→ SUPPLIED PASSAGE:
>>>
Tip of the Volcano

Iceland is magical place. Unknown

Geologically, it’s the youngest country on Earth: its newest volcanic island erupted from the ocean in the mid-1960s. It’s a land filled with raging waterfalls and bubbling roadside hot springs, which together create a nation powered almost solely by renewable energy. The Althingi, founded in 930, is the oldest national parliament in the world; and its wonderfully named poet and political leader, Snorri Sturluson, was murdered in 1241 by the King of Norway to make way for Iceland’s annexation.

A normally conservative people, with the world’s highest literacy rate, Icelanders fell hard for privatization in the early 1990s. They went on a debt-fueled spending spree, as their per capita wealth exploded and the country’s three banks became casinos for foreign money. In 2008 the banks defaulted and the economy collapsed. Icelanders kicked out their government, let the banks fail, indicted the bankers and handed out mortgage relief. It worked. The country recovered, presumably sobered.

Yesterday, Iceland’s prime minister resigned, the first victim of the Panama Papers – and certainly not the last.

The just-released numbers are staggering: 214,000 offshore accounts; 14,000 clients; over 200 countries and territories (not bad, as there are only 196 countries in the world); “leaders” from every walk of life; 11.5 million documents; 2.6 terabytes of data. Putin’s favorite cellist is worth $100 million, and FIFA is back in the news.

The 1% – or 0.1% – is not an American exception but a worldwide disgrace, uncovered by the kind of investigative journalism that has become an endangered species.

I think Bernie’s on to something.

Trust the Young

I’m just not feeling the Bern. It’s probably an age thing. The young are flocking to Sanders’ revolution. They want to change the world . . . or so I’m told. At my age, it’s hard just summoning the energy to try and tweak it. Back in the 1960s when we didn’t trust anybody over 30, we too set out to change the world. But along the way we gave up or we gave in or we dropped out. The world changed, but not because it bent to our will. Still, I read with hope that today’s 18-29-year-olds are among those who most disdain Trump – and most strongly support Sanders.

I’m not yet ready to join them. For one thing, I believe in the power of a free – and fair – marketplace to effect change. Not the one where corporate cartels – too big to fail and too entrenched to regulate – ride roughshod over the common good, but the one where start-up businesses breathe new life into their neighborhoods; where impact investing is a powerful social, environmental and economic tool; where young entrepreneurs bring their creativity and passion to Detroit, intent on making not just a fortune but a difference. Will they stay? Will the dig in? Will they hold onto their visions? With the young, you never know. But it's exciting.

The young are the future, and they have historically been the forerunners of change. Though I’m not ready to join them on Bernie’s bandwagon, I support their journeys, and I look to them to lead the way.

Magic Carpet Bombing

Scott Atran, a French-American anthropologist who lives in Paris, is a thoughtful and challenging expert on terrorism, who argues in “ISIS is a revolution,” that “we are not only failing to stop the spread of radical Islam, but our efforts often appear to contribute to it.” Michael Jetter, a German-born, US-educated economist who teaches in Medellín, Colombia, has found that “media attention devoted to terrorism actively encourages future attacks.”
<<<
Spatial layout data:
>>>
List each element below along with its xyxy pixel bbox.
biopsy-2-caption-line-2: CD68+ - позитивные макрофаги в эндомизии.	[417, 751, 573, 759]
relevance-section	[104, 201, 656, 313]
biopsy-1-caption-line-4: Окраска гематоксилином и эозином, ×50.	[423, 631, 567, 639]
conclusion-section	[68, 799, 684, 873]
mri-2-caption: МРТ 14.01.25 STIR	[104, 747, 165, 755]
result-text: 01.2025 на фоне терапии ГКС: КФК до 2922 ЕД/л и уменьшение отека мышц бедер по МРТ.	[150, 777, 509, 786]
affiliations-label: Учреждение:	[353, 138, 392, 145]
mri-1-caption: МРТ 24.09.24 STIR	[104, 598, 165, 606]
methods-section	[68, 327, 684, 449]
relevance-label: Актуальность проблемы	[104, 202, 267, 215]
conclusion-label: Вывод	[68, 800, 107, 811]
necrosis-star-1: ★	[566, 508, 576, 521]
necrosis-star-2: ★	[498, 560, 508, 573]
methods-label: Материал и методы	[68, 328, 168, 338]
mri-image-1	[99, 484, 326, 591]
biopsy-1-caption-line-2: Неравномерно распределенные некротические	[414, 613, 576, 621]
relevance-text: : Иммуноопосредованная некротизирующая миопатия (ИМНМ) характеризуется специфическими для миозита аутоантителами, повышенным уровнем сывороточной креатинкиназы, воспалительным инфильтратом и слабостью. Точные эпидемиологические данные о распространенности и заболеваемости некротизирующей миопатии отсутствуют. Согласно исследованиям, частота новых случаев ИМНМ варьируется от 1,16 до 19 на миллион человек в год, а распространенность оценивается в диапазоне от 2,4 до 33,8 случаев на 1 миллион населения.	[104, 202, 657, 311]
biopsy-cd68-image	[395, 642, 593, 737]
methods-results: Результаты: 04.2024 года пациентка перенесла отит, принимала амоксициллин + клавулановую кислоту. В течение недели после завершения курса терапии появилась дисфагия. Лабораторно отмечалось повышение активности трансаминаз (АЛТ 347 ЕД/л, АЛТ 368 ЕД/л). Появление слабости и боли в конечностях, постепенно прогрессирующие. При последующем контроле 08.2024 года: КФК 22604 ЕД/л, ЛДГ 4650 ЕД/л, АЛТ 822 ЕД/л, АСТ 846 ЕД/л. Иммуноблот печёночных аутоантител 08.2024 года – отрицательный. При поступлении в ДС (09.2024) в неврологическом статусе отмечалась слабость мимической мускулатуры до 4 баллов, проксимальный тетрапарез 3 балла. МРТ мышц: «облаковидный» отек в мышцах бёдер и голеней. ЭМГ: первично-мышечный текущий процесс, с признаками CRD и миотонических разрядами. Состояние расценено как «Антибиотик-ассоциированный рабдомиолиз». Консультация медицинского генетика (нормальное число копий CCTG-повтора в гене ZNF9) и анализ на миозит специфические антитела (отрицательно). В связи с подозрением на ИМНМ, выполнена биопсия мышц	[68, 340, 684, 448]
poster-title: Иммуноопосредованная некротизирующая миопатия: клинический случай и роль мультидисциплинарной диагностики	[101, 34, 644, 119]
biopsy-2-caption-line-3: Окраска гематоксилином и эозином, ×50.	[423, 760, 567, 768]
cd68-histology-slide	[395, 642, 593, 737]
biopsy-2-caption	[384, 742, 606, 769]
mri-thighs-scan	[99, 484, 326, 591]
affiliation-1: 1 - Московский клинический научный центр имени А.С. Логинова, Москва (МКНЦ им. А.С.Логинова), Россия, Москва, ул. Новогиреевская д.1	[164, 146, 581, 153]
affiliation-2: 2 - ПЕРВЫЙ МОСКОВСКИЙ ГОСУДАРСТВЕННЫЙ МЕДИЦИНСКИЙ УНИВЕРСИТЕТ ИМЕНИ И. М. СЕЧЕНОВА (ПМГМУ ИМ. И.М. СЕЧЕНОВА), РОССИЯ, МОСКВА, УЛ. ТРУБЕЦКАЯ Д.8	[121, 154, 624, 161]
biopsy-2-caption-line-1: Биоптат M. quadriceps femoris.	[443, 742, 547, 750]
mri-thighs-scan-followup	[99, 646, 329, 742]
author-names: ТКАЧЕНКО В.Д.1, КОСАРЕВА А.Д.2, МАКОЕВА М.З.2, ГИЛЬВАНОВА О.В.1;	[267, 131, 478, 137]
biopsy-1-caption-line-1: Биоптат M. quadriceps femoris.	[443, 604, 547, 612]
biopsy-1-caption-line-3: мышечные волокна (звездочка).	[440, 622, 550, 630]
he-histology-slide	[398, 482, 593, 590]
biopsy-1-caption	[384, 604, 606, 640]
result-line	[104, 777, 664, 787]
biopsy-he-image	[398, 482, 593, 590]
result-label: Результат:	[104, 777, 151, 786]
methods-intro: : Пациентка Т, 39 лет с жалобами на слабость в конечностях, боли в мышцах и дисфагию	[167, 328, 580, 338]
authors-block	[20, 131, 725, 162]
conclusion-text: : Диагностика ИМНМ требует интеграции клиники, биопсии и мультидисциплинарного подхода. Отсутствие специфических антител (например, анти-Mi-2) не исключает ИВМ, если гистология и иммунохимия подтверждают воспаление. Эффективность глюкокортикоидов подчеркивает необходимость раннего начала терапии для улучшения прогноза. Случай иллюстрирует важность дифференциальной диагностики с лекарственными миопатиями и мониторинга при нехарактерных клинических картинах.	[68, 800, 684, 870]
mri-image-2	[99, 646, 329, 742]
<<<
→ CHALLENGE 1: Based on the column, say whether each statement agrees with it: (a) The Althingi was founded in 930. (b) Iceland's banks defaulted in 2010. (c) Michael Jetter teaches in Paris. Answer yes or no for each, and quote the deciding words.
→ CHALLENGE 2:
Using the column, answer these:
(a) When did Iceland's newest volcanic island erupt from the ocean?
(b) How many documents are given in the Panama Papers figures?
(c) To which city do young entrepreneurs bring their creativity and passion?
→ CHALLENGE 3: Reproduce the part of the column starting at "The just-released numbers" and ending at "an endangered species.", altering "endangered species" to "rare breed".

→ TASK RESPONSE 1:
(a) Yes: "The Althingi, founded in 930, is the oldest national parliament in the world"
(b) No: "In 2008 the banks defaulted and the economy collapsed."
(c) No: "Michael Jetter, a German-born, US-educated economist who teaches in Medellín, Colombia"

→ TASK RESPONSE 2:
(a) In the mid-1960s.
(b) 11.5 million.
(c) Detroit.

→ TASK RESPONSE 3:
The just-released numbers are staggering: 214,000 offshore accounts; 14,000 clients; over 200 countries and territories (not bad, as there are only 196 countries in the world); “leaders” from every walk of life; 11.5 million documents; 2.6 terabytes of data. Putin’s favorite cellist is worth $100 million, and FIFA is back in the news.

The 1% – or 0.1% – is not an American exception but a worldwide disgrace, uncovered by the kind of investigative journalism that has become an rare breed.